Transcribe every record exactly.
• • • • • • •
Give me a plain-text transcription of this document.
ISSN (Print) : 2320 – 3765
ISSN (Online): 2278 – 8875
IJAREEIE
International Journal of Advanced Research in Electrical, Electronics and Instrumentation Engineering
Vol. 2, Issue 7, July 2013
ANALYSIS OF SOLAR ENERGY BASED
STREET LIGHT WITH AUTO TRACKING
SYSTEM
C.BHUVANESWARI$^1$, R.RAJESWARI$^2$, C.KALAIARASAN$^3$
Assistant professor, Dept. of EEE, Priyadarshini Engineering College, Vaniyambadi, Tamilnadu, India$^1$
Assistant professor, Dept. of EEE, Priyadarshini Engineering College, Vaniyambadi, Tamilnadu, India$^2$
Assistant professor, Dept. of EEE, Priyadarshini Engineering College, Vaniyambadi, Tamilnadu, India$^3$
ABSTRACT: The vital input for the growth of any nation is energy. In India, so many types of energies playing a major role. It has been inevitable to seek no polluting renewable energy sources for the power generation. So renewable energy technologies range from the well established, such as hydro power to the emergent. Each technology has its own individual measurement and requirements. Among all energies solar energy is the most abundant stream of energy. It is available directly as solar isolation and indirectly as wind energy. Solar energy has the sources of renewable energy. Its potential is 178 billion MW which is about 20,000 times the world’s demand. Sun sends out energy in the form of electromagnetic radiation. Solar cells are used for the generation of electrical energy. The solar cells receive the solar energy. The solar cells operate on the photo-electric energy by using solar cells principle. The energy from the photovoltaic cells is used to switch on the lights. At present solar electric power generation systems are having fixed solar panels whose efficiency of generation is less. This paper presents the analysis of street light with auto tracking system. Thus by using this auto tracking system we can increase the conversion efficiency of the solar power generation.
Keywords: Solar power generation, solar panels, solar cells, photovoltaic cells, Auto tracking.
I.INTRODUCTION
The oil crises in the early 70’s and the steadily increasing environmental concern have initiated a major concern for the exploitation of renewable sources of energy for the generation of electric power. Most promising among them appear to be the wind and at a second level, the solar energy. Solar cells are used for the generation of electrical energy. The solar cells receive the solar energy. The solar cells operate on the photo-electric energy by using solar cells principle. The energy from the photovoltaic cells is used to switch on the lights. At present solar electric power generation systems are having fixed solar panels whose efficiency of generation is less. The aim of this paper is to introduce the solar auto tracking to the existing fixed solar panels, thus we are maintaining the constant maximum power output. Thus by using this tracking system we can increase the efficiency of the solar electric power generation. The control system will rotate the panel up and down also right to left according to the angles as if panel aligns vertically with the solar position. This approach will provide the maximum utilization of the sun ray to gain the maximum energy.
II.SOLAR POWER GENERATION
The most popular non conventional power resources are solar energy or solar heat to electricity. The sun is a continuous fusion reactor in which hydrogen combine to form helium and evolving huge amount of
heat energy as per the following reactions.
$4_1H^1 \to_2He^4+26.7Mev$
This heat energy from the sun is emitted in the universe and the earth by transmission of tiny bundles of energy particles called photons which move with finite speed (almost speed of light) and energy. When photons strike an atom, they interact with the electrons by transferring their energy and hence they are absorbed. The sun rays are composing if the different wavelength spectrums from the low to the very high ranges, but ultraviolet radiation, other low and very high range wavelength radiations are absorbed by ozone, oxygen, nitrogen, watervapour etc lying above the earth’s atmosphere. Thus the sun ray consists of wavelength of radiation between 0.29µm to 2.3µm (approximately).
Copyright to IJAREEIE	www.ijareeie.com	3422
• • • • • • •
> [Exercise output]
Give me a plain-text transcription of this document.
ISSN (Print) : 2320 – 3765
ISSN (Online): 2278 – 8875
IJAREEIE
International Journal of Advanced Research in Electrical, Electronics and Instrumentation Engineering
Vol. 2, Issue 7, July 2013
ANALYSIS OF SOLAR ENERGY BASED
STREET LIGHT WITH AUTO TRACKING
SYSTEM
C.BHUVANESWARI$^1$, R.RAJESWARI$^2$, C.KALAIARASAN$^3$
Assistant professor, Dept. of EEE, Priyadarshini Engineering College, Vaniyambadi, Tamilnadu, India$^1$
Assistant professor, Dept. of EEE, Priyadarshini Engineering College, Vaniyambadi, Tamilnadu, India$^2$
Assistant professor, Dept. of EEE, Priyadarshini Engineering College, Vaniyambadi, Tamilnadu, India$^3$
ABSTRACT: The vital input for the growth of any nation is energy. In India, so many types of energies playing a major role. It has been inevitable to seek no polluting renewable energy sources for the power generation. So renewable energy technologies range from the well established, such as hydro power to the emergent. Each technology has its own individual measurement and requirements. Among all energies solar energy is the most abundant stream of energy. It is available directly as solar isolation and indirectly as wind energy. Solar energy has the sources of renewable energy. Its potential is 178 billion MW which is about 20,000 times the world’s demand. Sun sends out energy in the form of electromagnetic radiation. Solar cells are used for the generation of electrical energy. The solar cells receive the solar energy. The solar cells operate on the photo-electric energy by using solar cells principle. The energy from the photovoltaic cells is used to switch on the lights. At present solar electric power generation systems are having fixed solar panels whose efficiency of generation is less. This paper presents the analysis of street light with auto tracking system. Thus by using this auto tracking system we can increase the conversion efficiency of the solar power generation.
Keywords: Solar power generation, solar panels, solar cells, photovoltaic cells, Auto tracking.
I.INTRODUCTION
The oil crises in the early 70’s and the steadily increasing environmental concern have initiated a major concern for the exploitation of renewable sources of energy for the generation of electric power. Most promising among them appear to be the wind and at a second level, the solar energy. Solar cells are used for the generation of electrical energy. The solar cells receive the solar energy. The solar cells operate on the photo-electric energy by using solar cells principle. The energy from the photovoltaic cells is used to switch on the lights. At present solar electric power generation systems are having fixed solar panels whose efficiency of generation is less. The aim of this paper is to introduce the solar auto tracking to the existing fixed solar panels, thus we are maintaining the constant maximum power output. Thus by using this tracking system we can increase the efficiency of the solar electric power generation. The control system will rotate the panel up and down also right to left according to the angles as if panel aligns vertically with the solar position. This approach will provide the maximum utilization of the sun ray to gain the maximum energy.
II.SOLAR POWER GENERATION
The most popular non conventional power resources are solar energy or solar heat to electricity. The sun is a continuous fusion reactor in which hydrogen combine to form helium and evolving huge amount of
heat energy as per the following reactions.
$4_1H^1 \to_2He^4+26.7Mev$
This heat energy from the sun is emitted in the universe and the earth by transmission of tiny bundles of energy particles called photons which move with finite speed (almost speed of light) and energy. When photons strike an atom, they interact with the electrons by transferring their energy and hence they are absorbed. The sun rays are composing if the different wavelength spectrums from the low to the very high ranges, but ultraviolet radiation, other low and very high range wavelength radiations are absorbed by ozone, oxygen, nitrogen, watervapour etc lying above the earth’s atmosphere. Thus the sun ray consists of wavelength of radiation between 0.29µm to 2.3µm (approximately).
Copyright to IJAREEIE	www.ijareeie.com	3422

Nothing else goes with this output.